The exercise - Copy every record exactly, and keep the pictures out.

Collected data:
+++

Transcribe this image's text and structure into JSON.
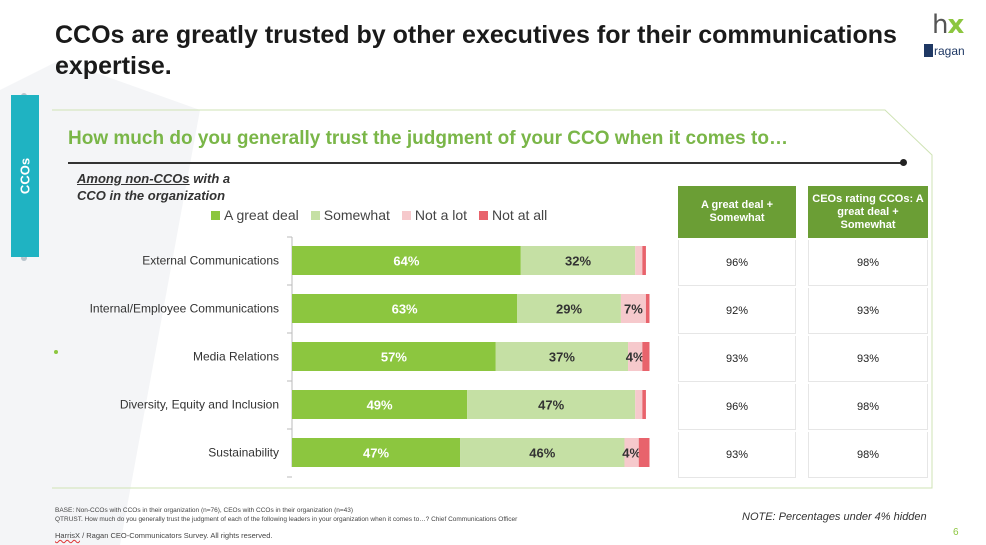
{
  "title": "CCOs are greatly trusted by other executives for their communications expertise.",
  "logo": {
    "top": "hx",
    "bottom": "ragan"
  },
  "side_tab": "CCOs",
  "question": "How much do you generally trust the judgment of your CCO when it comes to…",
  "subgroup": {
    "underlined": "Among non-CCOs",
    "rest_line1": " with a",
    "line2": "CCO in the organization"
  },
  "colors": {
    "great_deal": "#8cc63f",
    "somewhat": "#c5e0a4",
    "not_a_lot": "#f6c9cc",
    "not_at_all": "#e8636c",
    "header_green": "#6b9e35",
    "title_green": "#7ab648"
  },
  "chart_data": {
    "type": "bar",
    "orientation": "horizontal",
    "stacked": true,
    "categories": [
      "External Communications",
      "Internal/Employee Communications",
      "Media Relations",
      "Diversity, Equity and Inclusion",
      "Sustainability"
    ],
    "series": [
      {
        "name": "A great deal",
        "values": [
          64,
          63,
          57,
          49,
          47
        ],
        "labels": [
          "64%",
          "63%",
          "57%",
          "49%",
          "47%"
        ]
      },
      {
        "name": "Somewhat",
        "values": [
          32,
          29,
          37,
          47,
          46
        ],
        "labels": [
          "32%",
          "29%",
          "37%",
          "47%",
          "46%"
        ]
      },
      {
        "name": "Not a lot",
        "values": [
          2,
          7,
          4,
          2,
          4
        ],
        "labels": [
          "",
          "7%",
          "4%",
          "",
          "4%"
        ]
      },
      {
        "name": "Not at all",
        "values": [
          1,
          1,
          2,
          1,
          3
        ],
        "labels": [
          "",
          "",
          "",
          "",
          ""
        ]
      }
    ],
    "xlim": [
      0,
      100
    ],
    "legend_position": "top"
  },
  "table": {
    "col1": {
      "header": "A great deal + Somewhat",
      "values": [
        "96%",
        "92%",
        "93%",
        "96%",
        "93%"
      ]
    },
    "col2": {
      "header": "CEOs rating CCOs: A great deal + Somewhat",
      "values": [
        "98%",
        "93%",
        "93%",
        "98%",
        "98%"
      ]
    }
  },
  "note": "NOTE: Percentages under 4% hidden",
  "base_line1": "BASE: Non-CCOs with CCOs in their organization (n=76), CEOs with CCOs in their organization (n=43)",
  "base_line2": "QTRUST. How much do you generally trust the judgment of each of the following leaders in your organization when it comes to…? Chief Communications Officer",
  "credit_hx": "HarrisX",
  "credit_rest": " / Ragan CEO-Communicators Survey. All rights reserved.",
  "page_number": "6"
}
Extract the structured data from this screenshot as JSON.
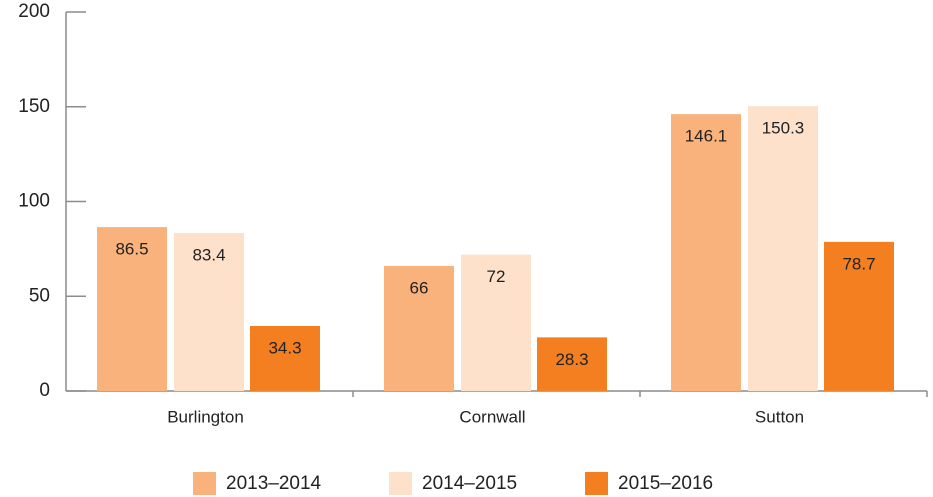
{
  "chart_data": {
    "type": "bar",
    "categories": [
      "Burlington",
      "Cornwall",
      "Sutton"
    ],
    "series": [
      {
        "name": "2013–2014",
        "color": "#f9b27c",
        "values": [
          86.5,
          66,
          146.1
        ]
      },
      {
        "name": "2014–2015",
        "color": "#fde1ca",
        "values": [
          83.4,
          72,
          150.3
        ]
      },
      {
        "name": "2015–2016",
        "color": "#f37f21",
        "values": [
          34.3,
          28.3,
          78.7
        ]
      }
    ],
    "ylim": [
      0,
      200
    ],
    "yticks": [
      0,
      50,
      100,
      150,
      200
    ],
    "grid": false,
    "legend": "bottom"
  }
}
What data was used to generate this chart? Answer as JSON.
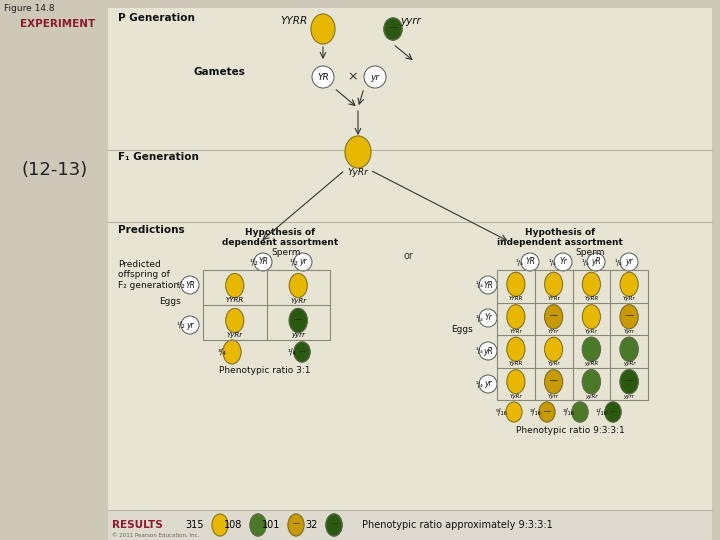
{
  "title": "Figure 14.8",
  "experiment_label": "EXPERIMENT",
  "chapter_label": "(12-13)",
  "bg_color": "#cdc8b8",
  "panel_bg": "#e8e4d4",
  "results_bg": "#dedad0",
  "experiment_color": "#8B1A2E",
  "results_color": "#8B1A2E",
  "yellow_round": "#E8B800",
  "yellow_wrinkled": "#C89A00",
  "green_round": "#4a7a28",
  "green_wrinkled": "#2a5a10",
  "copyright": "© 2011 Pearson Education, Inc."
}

+++

Finished exercise -
Transcribe this image's text and structure into JSON.
{
  "title": "CCOs are greatly trusted by other executives for their communications expertise.",
  "logo": {
    "top": "hx",
    "bottom": "ragan"
  },
  "side_tab": "CCOs",
  "question": "How much do you generally trust the judgment of your CCO when it comes to…",
  "subgroup": {
    "underlined": "Among non-CCOs",
    "rest_line1": " with a",
    "line2": "CCO in the organization"
  },
  "colors": {
    "great_deal": "#8cc63f",
    "somewhat": "#c5e0a4",
    "not_a_lot": "#f6c9cc",
    "not_at_all": "#e8636c",
    "header_green": "#6b9e35",
    "title_green": "#7ab648"
  },
  "chart_data": {
    "type": "bar",
    "orientation": "horizontal",
    "stacked": true,
    "categories": [
      "External Communications",
      "Internal/Employee Communications",
      "Media Relations",
      "Diversity, Equity and Inclusion",
      "Sustainability"
    ],
    "series": [
      {
        "name": "A great deal",
        "values": [
          64,
          63,
          57,
          49,
          47
        ],
        "labels": [
          "64%",
          "63%",
          "57%",
          "49%",
          "47%"
        ]
      },
      {
        "name": "Somewhat",
        "values": [
          32,
          29,
          37,
          47,
          46
        ],
        "labels": [
          "32%",
          "29%",
          "37%",
          "47%",
          "46%"
        ]
      },
      {
        "name": "Not a lot",
        "values": [
          2,
          7,
          4,
          2,
          4
        ],
        "labels": [
          "",
          "7%",
          "4%",
          "",
          "4%"
        ]
      },
      {
        "name": "Not at all",
        "values": [
          1,
          1,
          2,
          1,
          3
        ],
        "labels": [
          "",
          "",
          "",
          "",
          ""
        ]
      }
    ],
    "xlim": [
      0,
      100
    ],
    "legend_position": "top"
  },
  "table": {
    "col1": {
      "header": "A great deal + Somewhat",
      "values": [
        "96%",
        "92%",
        "93%",
        "96%",
        "93%"
      ]
    },
    "col2": {
      "header": "CEOs rating CCOs: A great deal + Somewhat",
      "values": [
        "98%",
        "93%",
        "93%",
        "98%",
        "98%"
      ]
    }
  },
  "note": "NOTE: Percentages under 4% hidden",
  "base_line1": "BASE: Non-CCOs with CCOs in their organization (n=76), CEOs with CCOs in their organization (n=43)",
  "base_line2": "QTRUST. How much do you generally trust the judgment of each of the following leaders in your organization when it comes to…? Chief Communications Officer",
  "credit_hx": "HarrisX",
  "credit_rest": " / Ragan CEO-Communicators Survey. All rights reserved.",
  "page_number": "6"
}
Extract the structured data from this screenshot as JSON.
{
  "chart_data": {
    "type": "bar",
    "categories": [
      "Burlington",
      "Cornwall",
      "Sutton"
    ],
    "series": [
      {
        "name": "2013–2014",
        "color": "#f9b27c",
        "values": [
          86.5,
          66,
          146.1
        ]
      },
      {
        "name": "2014–2015",
        "color": "#fde1ca",
        "values": [
          83.4,
          72,
          150.3
        ]
      },
      {
        "name": "2015–2016",
        "color": "#f37f21",
        "values": [
          34.3,
          28.3,
          78.7
        ]
      }
    ],
    "ylim": [
      0,
      200
    ],
    "yticks": [
      0,
      50,
      100,
      150,
      200
    ],
    "grid": false,
    "legend": "bottom"
  }
}
What data was used to generate this chart? Answer as JSON.
{
  "title": "Figure 14.8",
  "experiment_label": "EXPERIMENT",
  "chapter_label": "(12-13)",
  "bg_color": "#cdc8b8",
  "panel_bg": "#e8e4d4",
  "results_bg": "#dedad0",
  "experiment_color": "#8B1A2E",
  "results_color": "#8B1A2E",
  "yellow_round": "#E8B800",
  "yellow_wrinkled": "#C89A00",
  "green_round": "#4a7a28",
  "green_wrinkled": "#2a5a10",
  "copyright": "© 2011 Pearson Education, Inc."
}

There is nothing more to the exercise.